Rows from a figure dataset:
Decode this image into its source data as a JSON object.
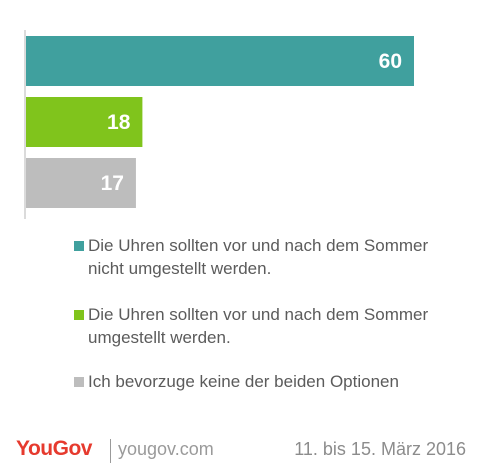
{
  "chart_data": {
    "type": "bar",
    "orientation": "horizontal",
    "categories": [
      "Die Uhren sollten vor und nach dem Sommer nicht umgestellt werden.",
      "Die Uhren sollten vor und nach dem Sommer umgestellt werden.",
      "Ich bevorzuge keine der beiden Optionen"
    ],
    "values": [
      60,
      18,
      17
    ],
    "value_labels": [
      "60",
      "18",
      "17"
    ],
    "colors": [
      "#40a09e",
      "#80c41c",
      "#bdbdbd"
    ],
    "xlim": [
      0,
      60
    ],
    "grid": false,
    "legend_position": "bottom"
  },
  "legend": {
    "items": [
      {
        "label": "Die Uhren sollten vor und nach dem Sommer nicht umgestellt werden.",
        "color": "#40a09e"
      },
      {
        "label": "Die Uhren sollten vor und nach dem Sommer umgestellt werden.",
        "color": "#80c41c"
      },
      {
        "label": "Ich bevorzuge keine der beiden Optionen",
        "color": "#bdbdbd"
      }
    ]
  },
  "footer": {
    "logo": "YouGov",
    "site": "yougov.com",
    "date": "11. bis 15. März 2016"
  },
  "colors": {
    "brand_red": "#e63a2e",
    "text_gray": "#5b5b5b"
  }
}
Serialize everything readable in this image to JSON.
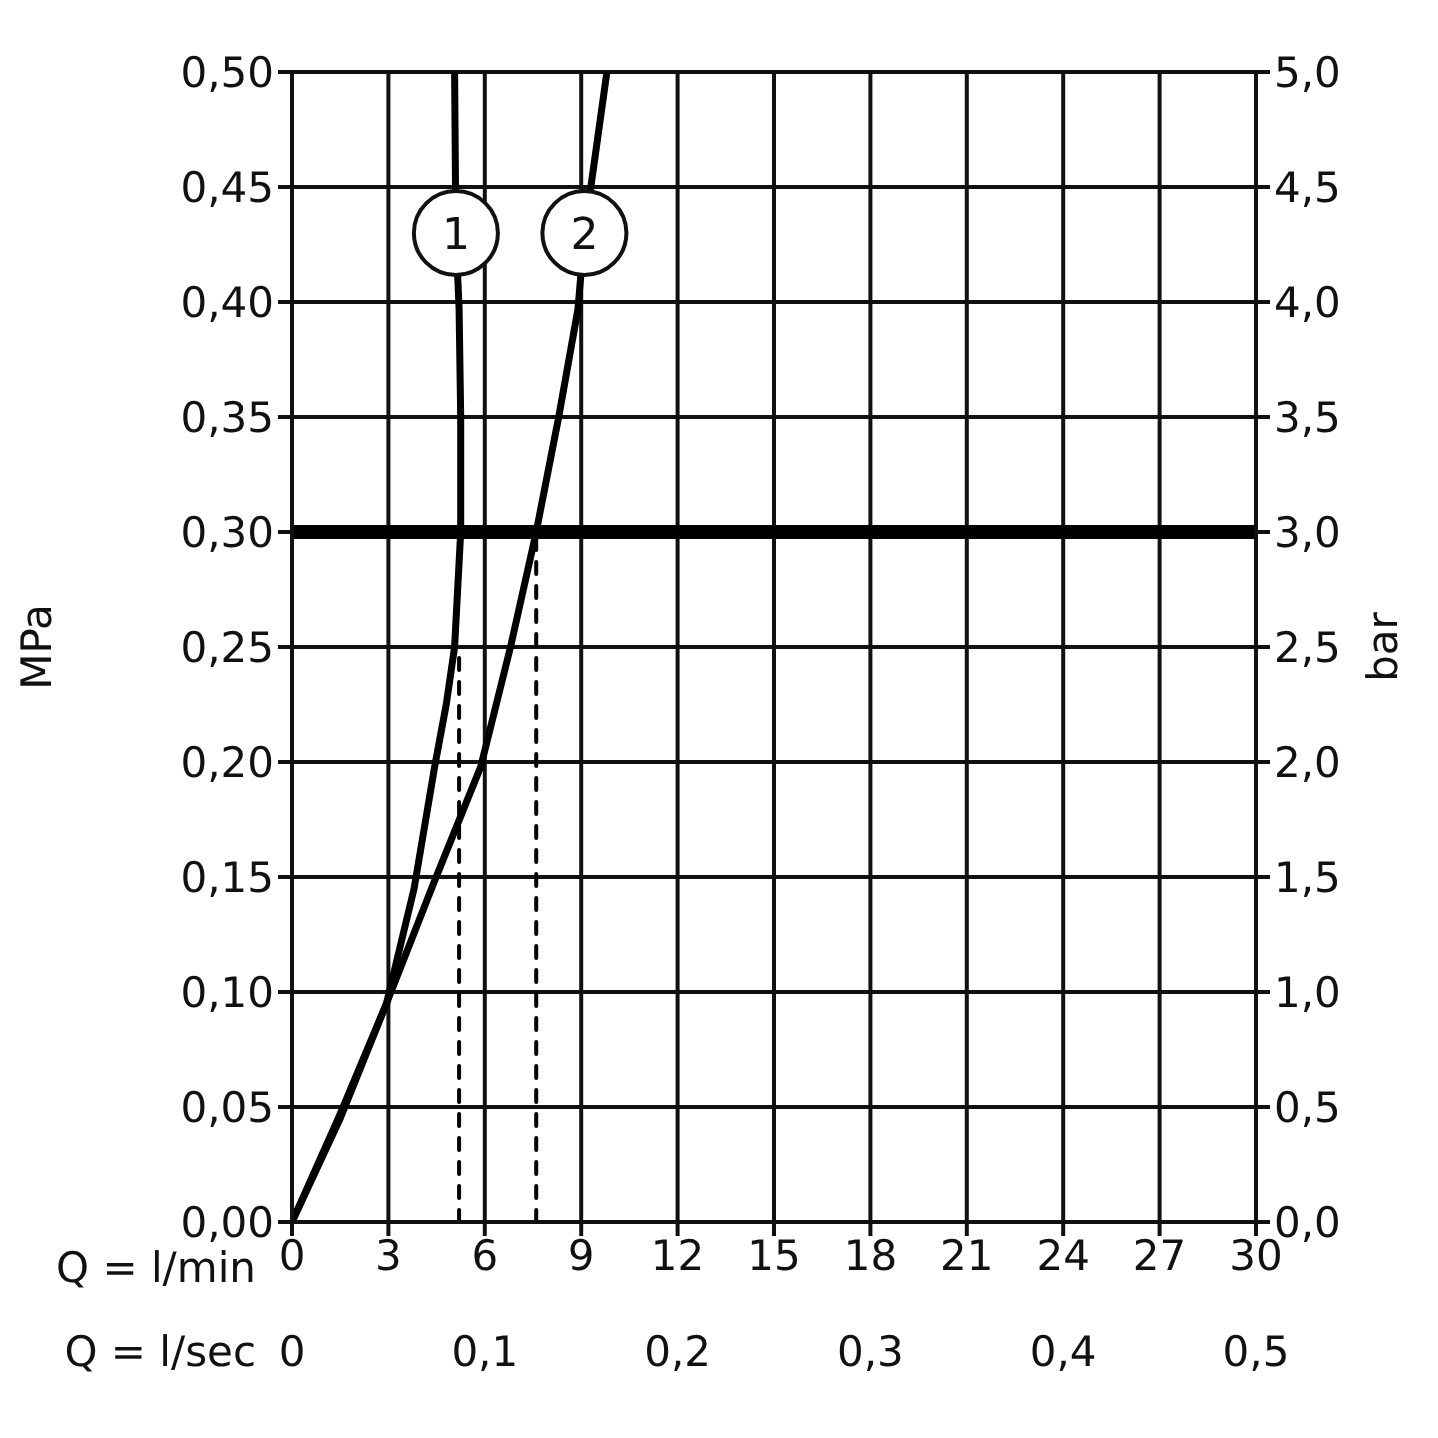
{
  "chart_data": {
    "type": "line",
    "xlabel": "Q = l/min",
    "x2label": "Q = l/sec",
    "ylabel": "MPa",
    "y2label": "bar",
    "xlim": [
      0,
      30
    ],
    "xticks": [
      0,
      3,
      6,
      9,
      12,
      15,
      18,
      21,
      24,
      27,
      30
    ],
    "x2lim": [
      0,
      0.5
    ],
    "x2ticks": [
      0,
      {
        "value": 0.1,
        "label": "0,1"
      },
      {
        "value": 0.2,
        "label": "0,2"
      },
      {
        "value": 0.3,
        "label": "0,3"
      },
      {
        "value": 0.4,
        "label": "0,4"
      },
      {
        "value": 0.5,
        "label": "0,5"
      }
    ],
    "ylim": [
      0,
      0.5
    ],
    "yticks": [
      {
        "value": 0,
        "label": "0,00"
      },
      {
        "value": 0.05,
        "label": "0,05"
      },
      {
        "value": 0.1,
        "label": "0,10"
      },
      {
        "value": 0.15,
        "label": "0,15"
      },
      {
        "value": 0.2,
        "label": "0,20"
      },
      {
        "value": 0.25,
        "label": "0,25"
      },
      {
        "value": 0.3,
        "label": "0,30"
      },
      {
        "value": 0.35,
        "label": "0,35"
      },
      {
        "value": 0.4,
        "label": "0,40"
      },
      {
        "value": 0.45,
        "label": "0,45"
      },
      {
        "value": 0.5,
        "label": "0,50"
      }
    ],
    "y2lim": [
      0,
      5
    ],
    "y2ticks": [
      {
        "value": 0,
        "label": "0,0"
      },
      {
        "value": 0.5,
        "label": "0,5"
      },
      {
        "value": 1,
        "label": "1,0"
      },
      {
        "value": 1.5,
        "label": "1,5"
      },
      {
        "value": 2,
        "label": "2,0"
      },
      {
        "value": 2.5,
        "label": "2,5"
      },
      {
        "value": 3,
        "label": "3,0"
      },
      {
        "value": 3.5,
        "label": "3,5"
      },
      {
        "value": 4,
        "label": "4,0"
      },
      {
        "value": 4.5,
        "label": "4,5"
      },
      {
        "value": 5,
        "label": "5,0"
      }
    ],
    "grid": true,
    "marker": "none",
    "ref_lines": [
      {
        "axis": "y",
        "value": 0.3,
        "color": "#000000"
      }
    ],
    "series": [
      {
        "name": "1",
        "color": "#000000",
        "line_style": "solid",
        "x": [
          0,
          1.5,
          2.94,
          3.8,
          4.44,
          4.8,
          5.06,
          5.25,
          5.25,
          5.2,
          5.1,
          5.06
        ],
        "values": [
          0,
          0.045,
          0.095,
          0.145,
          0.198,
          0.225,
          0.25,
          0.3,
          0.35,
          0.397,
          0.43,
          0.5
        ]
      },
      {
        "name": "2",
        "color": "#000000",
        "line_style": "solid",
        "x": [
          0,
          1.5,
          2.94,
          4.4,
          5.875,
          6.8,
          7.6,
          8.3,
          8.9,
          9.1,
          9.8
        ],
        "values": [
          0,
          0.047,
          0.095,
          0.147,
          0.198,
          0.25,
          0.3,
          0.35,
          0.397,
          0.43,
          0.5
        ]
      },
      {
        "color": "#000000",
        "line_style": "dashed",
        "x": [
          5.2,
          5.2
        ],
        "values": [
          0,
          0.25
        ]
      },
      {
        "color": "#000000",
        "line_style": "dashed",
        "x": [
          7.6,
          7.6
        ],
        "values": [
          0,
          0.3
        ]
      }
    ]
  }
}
--
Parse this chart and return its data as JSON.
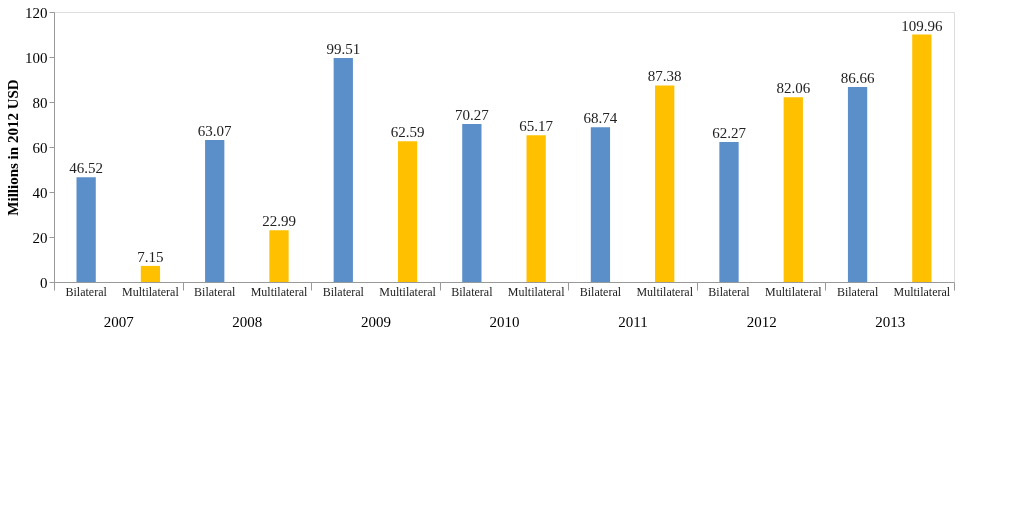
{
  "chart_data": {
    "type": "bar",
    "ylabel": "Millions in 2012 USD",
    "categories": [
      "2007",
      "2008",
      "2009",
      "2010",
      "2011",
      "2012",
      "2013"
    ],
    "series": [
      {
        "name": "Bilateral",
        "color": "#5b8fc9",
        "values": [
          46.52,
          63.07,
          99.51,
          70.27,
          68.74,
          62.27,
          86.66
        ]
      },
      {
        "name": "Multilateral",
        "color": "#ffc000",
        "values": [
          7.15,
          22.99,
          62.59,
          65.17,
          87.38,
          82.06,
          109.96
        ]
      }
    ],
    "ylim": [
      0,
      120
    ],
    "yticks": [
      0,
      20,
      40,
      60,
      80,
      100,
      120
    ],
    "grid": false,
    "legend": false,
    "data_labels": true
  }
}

*Set exercise:* Go through the data above and find the lines with the word "Sommer". Copy each of those lines.

*Answer to the problem:*
      "Die Uhren sollten vor und nach dem Sommer nicht umgestellt werden.",
      "Die Uhren sollten vor und nach dem Sommer umgestellt werden.",
        "label": "Die Uhren sollten vor und nach dem Sommer nicht umgestellt werden.",
        "label": "Die Uhren sollten vor und nach dem Sommer umgestellt werden.",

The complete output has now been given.